> **Problem to solve**
Recast the lines from the start through the line containing "user-message: lets build", both ends included, as a Markdown table with the columns Row and Line, skipping any blank lines.

> **Exercise materials**
-=-=-

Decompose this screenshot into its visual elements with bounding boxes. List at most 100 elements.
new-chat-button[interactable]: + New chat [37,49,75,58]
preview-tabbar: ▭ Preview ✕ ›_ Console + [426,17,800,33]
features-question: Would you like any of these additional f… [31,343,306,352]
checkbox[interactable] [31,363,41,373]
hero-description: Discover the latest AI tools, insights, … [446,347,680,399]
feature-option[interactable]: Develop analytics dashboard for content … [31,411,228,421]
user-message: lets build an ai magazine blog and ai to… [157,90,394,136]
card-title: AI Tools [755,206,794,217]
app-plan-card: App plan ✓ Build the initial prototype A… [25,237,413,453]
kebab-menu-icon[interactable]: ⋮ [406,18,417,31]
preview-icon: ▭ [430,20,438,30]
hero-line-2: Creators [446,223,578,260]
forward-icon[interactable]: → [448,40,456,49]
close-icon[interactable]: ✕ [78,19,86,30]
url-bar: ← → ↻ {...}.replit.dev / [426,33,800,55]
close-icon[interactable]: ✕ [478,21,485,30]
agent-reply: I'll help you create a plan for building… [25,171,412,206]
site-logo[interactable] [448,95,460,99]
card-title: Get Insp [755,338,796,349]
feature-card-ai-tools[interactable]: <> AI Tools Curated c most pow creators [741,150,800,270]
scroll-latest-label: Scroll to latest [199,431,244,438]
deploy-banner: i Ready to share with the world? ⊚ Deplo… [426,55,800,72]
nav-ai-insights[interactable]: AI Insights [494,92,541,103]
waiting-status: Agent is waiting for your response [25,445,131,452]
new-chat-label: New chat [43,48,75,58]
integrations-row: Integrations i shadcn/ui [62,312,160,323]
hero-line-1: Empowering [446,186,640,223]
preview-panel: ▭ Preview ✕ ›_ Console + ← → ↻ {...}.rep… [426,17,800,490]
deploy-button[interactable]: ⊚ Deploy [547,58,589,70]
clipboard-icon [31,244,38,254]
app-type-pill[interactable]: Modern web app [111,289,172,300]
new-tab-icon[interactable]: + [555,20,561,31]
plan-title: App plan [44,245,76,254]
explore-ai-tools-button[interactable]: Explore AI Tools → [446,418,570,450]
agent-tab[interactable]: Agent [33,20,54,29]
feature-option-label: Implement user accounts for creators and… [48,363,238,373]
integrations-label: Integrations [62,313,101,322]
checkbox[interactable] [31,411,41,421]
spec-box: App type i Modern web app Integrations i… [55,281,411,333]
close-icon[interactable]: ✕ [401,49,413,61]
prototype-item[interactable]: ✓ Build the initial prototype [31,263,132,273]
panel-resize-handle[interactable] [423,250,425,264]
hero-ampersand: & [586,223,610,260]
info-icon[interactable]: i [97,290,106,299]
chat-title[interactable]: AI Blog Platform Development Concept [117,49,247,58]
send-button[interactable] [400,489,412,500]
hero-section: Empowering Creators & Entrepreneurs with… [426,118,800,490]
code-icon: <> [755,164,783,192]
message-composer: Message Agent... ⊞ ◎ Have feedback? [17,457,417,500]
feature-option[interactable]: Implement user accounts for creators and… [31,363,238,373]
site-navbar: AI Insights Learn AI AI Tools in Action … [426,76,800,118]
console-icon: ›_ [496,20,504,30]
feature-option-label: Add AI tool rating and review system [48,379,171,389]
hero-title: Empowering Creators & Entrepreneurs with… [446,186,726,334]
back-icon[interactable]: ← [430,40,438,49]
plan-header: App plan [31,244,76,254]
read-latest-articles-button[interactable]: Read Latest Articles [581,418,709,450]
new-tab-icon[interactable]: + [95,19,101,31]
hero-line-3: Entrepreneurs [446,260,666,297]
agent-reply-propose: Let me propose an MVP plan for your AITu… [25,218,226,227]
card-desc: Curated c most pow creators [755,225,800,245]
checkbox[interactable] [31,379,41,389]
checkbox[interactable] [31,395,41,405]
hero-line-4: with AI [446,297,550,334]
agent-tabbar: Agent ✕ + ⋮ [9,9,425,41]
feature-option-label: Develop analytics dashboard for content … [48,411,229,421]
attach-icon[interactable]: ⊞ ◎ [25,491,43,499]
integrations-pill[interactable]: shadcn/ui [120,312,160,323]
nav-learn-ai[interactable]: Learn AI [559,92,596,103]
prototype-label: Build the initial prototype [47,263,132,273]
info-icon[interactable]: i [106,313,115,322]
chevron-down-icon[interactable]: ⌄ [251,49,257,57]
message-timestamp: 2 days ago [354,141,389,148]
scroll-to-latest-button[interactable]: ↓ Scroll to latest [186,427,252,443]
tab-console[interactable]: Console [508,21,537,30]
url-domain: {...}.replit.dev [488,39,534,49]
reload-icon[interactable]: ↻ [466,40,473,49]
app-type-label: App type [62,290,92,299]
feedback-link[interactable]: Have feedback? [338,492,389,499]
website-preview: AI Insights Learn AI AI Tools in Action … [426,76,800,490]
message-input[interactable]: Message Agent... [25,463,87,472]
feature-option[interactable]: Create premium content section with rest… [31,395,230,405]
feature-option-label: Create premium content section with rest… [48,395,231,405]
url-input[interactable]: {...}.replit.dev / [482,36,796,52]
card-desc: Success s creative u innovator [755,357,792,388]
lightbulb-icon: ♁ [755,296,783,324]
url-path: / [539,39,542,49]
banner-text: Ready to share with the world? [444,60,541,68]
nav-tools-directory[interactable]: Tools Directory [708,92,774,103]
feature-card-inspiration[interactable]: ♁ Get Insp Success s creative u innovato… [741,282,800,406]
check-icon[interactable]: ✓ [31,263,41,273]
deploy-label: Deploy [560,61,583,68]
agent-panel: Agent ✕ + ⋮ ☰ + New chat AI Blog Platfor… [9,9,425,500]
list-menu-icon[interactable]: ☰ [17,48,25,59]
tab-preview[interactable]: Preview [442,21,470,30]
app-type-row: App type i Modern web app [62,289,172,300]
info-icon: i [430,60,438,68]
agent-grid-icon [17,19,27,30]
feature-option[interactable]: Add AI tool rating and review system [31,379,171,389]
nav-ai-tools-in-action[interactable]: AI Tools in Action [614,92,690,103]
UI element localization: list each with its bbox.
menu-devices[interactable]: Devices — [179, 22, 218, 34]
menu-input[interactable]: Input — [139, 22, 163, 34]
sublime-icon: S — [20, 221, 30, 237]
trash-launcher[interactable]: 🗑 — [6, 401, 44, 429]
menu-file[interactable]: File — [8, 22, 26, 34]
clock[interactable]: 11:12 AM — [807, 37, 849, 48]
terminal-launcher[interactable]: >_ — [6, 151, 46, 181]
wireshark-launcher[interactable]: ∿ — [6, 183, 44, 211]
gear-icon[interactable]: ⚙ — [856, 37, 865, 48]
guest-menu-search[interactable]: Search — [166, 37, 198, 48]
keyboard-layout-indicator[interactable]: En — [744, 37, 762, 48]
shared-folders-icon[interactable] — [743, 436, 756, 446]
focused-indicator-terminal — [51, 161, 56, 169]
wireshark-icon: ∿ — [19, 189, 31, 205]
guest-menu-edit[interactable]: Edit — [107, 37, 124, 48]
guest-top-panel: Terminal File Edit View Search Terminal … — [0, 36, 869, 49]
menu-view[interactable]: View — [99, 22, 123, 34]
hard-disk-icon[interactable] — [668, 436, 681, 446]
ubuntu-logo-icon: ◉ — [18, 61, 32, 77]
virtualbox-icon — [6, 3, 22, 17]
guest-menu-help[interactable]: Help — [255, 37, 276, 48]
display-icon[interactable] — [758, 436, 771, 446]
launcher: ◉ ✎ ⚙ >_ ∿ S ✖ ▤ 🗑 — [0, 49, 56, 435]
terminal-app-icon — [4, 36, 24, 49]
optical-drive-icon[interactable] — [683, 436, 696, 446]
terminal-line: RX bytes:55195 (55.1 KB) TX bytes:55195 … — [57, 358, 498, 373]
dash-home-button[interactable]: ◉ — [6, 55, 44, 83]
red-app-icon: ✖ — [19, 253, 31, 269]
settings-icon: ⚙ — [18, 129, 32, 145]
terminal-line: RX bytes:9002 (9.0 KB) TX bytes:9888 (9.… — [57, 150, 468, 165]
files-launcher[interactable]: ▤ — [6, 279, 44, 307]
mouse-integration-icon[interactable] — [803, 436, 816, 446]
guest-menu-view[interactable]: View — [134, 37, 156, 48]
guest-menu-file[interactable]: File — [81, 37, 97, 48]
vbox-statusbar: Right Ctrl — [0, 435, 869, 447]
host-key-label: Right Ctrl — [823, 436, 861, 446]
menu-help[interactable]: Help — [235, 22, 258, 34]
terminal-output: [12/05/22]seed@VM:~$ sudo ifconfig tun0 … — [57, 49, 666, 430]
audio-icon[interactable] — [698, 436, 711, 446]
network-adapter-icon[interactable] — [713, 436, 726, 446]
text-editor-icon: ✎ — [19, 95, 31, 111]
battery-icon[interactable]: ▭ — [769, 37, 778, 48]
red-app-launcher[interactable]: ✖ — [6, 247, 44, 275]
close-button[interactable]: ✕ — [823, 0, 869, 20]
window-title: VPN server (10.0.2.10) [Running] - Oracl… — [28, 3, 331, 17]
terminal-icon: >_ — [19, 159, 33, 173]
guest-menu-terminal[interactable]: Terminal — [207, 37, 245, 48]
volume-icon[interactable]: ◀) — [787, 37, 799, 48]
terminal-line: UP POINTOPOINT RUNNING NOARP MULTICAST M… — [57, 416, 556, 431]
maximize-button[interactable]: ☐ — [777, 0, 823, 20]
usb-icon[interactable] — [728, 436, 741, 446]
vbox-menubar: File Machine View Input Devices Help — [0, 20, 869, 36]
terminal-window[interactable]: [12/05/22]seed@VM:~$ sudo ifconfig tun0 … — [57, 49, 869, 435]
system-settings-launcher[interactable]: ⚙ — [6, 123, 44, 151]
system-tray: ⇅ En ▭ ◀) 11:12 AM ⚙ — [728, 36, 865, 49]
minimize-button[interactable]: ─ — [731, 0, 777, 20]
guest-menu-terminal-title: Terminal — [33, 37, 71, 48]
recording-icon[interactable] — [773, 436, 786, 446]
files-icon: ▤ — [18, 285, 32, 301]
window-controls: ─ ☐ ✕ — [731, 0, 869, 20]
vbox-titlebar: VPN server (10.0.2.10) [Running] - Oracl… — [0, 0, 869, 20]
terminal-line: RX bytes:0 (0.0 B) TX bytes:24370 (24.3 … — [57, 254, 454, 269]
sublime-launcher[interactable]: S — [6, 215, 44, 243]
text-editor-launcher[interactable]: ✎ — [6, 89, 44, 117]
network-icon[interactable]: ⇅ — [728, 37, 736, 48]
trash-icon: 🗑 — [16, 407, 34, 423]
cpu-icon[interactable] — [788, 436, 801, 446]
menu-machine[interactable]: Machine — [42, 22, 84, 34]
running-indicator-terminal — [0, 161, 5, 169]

-=-=-

> **Solved problem**
| Row | Line |
|---|---|
| 1 | Decompose this screenshot into its visual elements with bounding boxes. List at most 100 elements. |
| 2 | new-chat-button[interactable]: + New chat [37,49,75,58] |
| 3 | preview-tabbar: ▭ Preview ✕ ›_ Console + [426,17,800,33] |
| 4 | features-question: Would you like any of these additional f… [31,343,306,352] |
| 5 | checkbox[interactable] [31,363,41,373] |
| 6 | hero-description: Discover the latest AI tools, insights, … [446,347,680,399] |
| 7 | feature-option[interactable]: Develop analytics dashboard for content … [31,411,228,421] |
| 8 | user-message: lets build an ai magazine blog and ai to… [157,90,394,136] |